Restate each of the lines below word for word and drop every picture.

— Start of RECORDS FOR PROCESSING —

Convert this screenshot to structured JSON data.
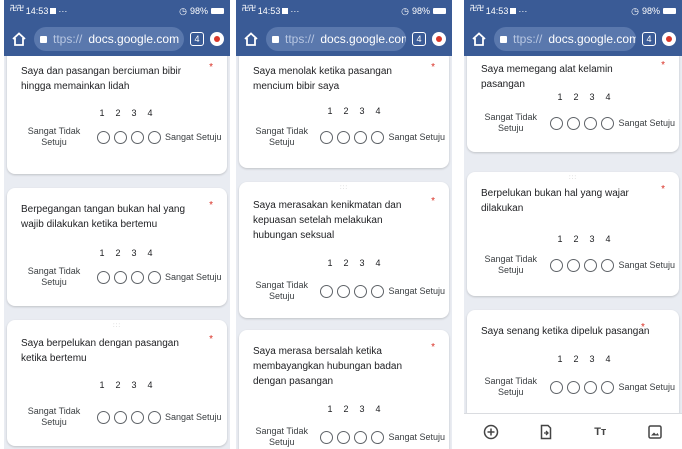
{
  "status_bar": {
    "signal": "࿖࿖",
    "time": "14:53",
    "battery": "98%"
  },
  "address_bar": {
    "scheme": "ttps://",
    "host": "docs.google.com",
    "tab_count": "4"
  },
  "scale": {
    "numbers": [
      "1",
      "2",
      "3",
      "4"
    ],
    "low_label": "Sangat Tidak Setuju",
    "high_label": "Sangat Setuju",
    "required_mark": "*"
  },
  "screens": [
    {
      "questions": [
        {
          "text": "Saya dan pasangan berciuman bibir hingga memainkan lidah"
        },
        {
          "text": "Berpegangan tangan bukan hal yang wajib dilakukan ketika bertemu"
        },
        {
          "text": "Saya berpelukan dengan pasangan ketika bertemu"
        }
      ]
    },
    {
      "questions": [
        {
          "text": "Saya menolak ketika pasangan mencium bibir saya"
        },
        {
          "text": "Saya merasakan kenikmatan dan kepuasan setelah melakukan hubungan seksual"
        },
        {
          "text": "Saya merasa bersalah ketika membayangkan hubungan badan dengan pasangan"
        }
      ]
    },
    {
      "questions": [
        {
          "text": "Saya memegang alat kelamin pasangan"
        },
        {
          "text": "Berpelukan bukan hal yang wajar dilakukan"
        },
        {
          "text": "Saya senang ketika dipeluk pasangan"
        }
      ]
    }
  ],
  "bottom_toolbar": {
    "text_format_label": "Tт"
  }
}
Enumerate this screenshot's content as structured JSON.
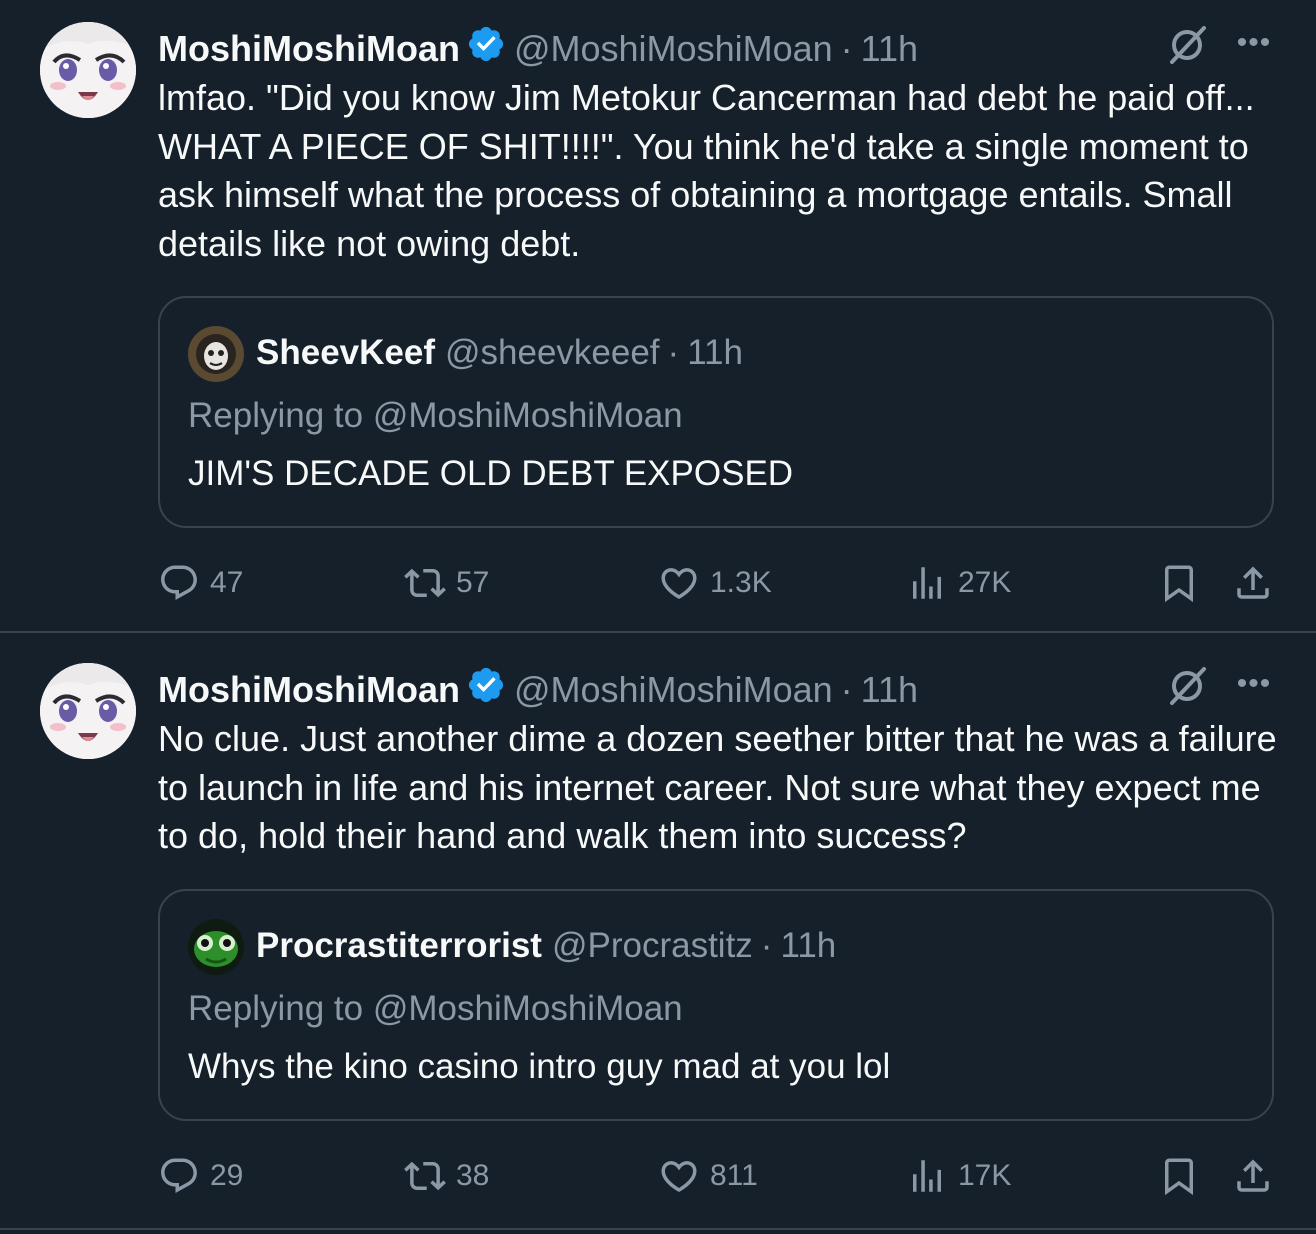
{
  "tweets": [
    {
      "name": "MoshiMoshiMoan",
      "handle": "@MoshiMoshiMoan",
      "sep": "·",
      "time": "11h",
      "text": "lmfao.  \"Did you know Jim Metokur Cancerman had debt he paid off... WHAT A PIECE OF SHIT!!!!\".  You think he'd take a single moment to ask himself what the process of obtaining a mortgage entails.  Small details like not owing debt.",
      "quote": {
        "name": "SheevKeef",
        "handle": "@sheevkeeef",
        "sep": "·",
        "time": "11h",
        "replying": "Replying to @MoshiMoshiMoan",
        "text": "JIM'S DECADE OLD DEBT EXPOSED"
      },
      "actions": {
        "replies": "47",
        "reposts": "57",
        "likes": "1.3K",
        "views": "27K"
      }
    },
    {
      "name": "MoshiMoshiMoan",
      "handle": "@MoshiMoshiMoan",
      "sep": "·",
      "time": "11h",
      "text": "No clue.  Just another dime a dozen seether bitter that he was a failure to launch in life and his internet career.  Not sure what they expect me to do, hold their hand and walk them into success?",
      "quote": {
        "name": "Procrastiterrorist",
        "handle": "@Procrastitz",
        "sep": "·",
        "time": "11h",
        "replying": "Replying to @MoshiMoshiMoan",
        "text": "Whys the kino casino intro guy mad at you lol"
      },
      "actions": {
        "replies": "29",
        "reposts": "38",
        "likes": "811",
        "views": "17K"
      }
    }
  ],
  "icons": {
    "verified": "verified-badge-icon",
    "grok": "grok-icon",
    "more": "more-icon",
    "reply": "reply-icon",
    "repost": "repost-icon",
    "like": "like-icon",
    "views": "views-icon",
    "bookmark": "bookmark-icon",
    "share": "share-icon"
  },
  "colors": {
    "background": "#15202b",
    "text": "#f7f9f9",
    "muted": "#8b98a5",
    "border": "#38444d",
    "verified": "#1d9bf0"
  }
}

— End of RECORDS FOR PROCESSING —

[WRITTEN ANSWER]
Convert this screenshot to structured JSON data.
{
  "status_bar": {
    "signal": "࿖࿖",
    "time": "14:53",
    "battery": "98%"
  },
  "address_bar": {
    "scheme": "ttps://",
    "host": "docs.google.com",
    "tab_count": "4"
  },
  "scale": {
    "numbers": [
      "1",
      "2",
      "3",
      "4"
    ],
    "low_label": "Sangat Tidak Setuju",
    "high_label": "Sangat Setuju",
    "required_mark": "*"
  },
  "screens": [
    {
      "questions": [
        {
          "text": "Saya dan pasangan berciuman bibir hingga memainkan lidah"
        },
        {
          "text": "Berpegangan tangan bukan hal yang wajib dilakukan ketika bertemu"
        },
        {
          "text": "Saya berpelukan dengan pasangan ketika bertemu"
        }
      ]
    },
    {
      "questions": [
        {
          "text": "Saya menolak ketika pasangan mencium bibir saya"
        },
        {
          "text": "Saya merasakan kenikmatan dan kepuasan setelah melakukan hubungan seksual"
        },
        {
          "text": "Saya merasa bersalah ketika membayangkan hubungan badan dengan pasangan"
        }
      ]
    },
    {
      "questions": [
        {
          "text": "Saya memegang alat kelamin pasangan"
        },
        {
          "text": "Berpelukan bukan hal yang wajar dilakukan"
        },
        {
          "text": "Saya senang ketika dipeluk pasangan"
        }
      ]
    }
  ],
  "bottom_toolbar": {
    "text_format_label": "Tт"
  }
}
Enumerate this screenshot's content as structured JSON.
{
  "tweets": [
    {
      "name": "MoshiMoshiMoan",
      "handle": "@MoshiMoshiMoan",
      "sep": "·",
      "time": "11h",
      "text": "lmfao.  \"Did you know Jim Metokur Cancerman had debt he paid off... WHAT A PIECE OF SHIT!!!!\".  You think he'd take a single moment to ask himself what the process of obtaining a mortgage entails.  Small details like not owing debt.",
      "quote": {
        "name": "SheevKeef",
        "handle": "@sheevkeeef",
        "sep": "·",
        "time": "11h",
        "replying": "Replying to @MoshiMoshiMoan",
        "text": "JIM'S DECADE OLD DEBT EXPOSED"
      },
      "actions": {
        "replies": "47",
        "reposts": "57",
        "likes": "1.3K",
        "views": "27K"
      }
    },
    {
      "name": "MoshiMoshiMoan",
      "handle": "@MoshiMoshiMoan",
      "sep": "·",
      "time": "11h",
      "text": "No clue.  Just another dime a dozen seether bitter that he was a failure to launch in life and his internet career.  Not sure what they expect me to do, hold their hand and walk them into success?",
      "quote": {
        "name": "Procrastiterrorist",
        "handle": "@Procrastitz",
        "sep": "·",
        "time": "11h",
        "replying": "Replying to @MoshiMoshiMoan",
        "text": "Whys the kino casino intro guy mad at you lol"
      },
      "actions": {
        "replies": "29",
        "reposts": "38",
        "likes": "811",
        "views": "17K"
      }
    }
  ],
  "icons": {
    "verified": "verified-badge-icon",
    "grok": "grok-icon",
    "more": "more-icon",
    "reply": "reply-icon",
    "repost": "repost-icon",
    "like": "like-icon",
    "views": "views-icon",
    "bookmark": "bookmark-icon",
    "share": "share-icon"
  },
  "colors": {
    "background": "#15202b",
    "text": "#f7f9f9",
    "muted": "#8b98a5",
    "border": "#38444d",
    "verified": "#1d9bf0"
  }
}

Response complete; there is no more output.